DOCUMENT TEXT section start
From a UX standpoint, Swift & AppKit is the only “proper” way to make a native UI for macOS at this current time.

SwiftUI is a mobile focused framework still being adapted to macOS, I think it’s just gotten tables this year? And even the best Catalyst app in the world (craft.do) will sit somewhere in between Electron and uncanny valley at times when it comes to things as simple as a button.

I would highly recommend using AppKit if the app is even slightly nontrivial and fit and finish is a goal.

If it’s a simple app and you’re ok with visual hitches and oddities but would like a native macOS “skin”, SwiftUI.

If fit and finish isn’t important, just use Electron.

  • newaccount74 4 years ago

    Your answer is correct. Swift & AppKit is what you should use for a native macOS app today.

    Only one thing to add: Embrace the fact that Swift and Objective C are compatible! Some parts are way easier to write in Objective C, eg. anything that interfaces with C code.
DOCUMENT TEXT section end
GIVEN INFORMATION section start
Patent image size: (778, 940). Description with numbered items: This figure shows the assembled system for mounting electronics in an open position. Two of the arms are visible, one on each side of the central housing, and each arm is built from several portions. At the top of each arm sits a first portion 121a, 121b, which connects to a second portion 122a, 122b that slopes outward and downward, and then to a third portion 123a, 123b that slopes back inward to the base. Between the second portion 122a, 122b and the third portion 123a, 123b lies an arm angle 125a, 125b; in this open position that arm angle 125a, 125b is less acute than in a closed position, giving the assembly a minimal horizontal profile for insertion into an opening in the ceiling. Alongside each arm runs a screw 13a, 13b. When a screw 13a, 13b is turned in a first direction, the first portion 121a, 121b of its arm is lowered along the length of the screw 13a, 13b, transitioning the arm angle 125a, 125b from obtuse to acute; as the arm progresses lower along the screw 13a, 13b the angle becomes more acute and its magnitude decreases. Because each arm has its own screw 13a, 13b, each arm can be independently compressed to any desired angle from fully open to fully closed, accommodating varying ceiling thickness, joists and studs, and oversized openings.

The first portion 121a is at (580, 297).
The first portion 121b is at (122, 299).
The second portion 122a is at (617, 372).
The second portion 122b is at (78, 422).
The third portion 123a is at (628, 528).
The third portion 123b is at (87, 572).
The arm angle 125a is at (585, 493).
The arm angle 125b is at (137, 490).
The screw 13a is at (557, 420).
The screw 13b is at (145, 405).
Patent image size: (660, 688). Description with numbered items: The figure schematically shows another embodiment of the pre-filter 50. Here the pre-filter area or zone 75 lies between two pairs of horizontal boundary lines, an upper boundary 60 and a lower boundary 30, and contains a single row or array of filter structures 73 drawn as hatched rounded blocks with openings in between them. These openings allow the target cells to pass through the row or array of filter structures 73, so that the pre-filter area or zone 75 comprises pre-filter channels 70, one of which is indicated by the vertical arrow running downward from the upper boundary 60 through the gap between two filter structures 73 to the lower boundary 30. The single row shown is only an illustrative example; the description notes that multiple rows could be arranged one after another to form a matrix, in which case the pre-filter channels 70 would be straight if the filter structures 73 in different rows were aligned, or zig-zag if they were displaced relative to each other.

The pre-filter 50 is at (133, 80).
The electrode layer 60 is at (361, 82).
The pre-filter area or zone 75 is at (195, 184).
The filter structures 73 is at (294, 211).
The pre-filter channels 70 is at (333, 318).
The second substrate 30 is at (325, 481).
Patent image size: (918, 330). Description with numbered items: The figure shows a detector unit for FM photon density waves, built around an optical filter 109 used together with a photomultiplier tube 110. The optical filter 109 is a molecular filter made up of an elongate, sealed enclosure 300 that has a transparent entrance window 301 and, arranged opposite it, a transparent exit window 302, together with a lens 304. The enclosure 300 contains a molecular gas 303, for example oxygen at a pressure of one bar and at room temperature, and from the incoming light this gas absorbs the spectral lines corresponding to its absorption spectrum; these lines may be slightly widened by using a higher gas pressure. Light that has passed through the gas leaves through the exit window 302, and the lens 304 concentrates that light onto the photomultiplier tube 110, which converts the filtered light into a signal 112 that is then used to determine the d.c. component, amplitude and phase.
GIVEN INFORMATION section end
- [PROBLEM SET]
**A.** Answer these questions from the discussion of native macOS UI frameworks, one line each:
(i) Which app is called the best Catalyst app in the world?
(ii) What should be used if fit and finish isn't important?
(iii) According to the reply, what kind of code is easier to write in Objective C?
**B.** In the discussion of native macOS UI frameworks, rewrite the paragraph beginning "Only one thing to add" more briefly, keeping its main facts.

- [RESULTS FOR THE EXERCISE]
**A.**
(i) craft.do
(ii) Electron
(iii) Anything that interfaces with C code

**B.** Swift and Objective C are compatible, so make use of that. Some parts, such as anything that interfaces with C code, are much easier in Objective C.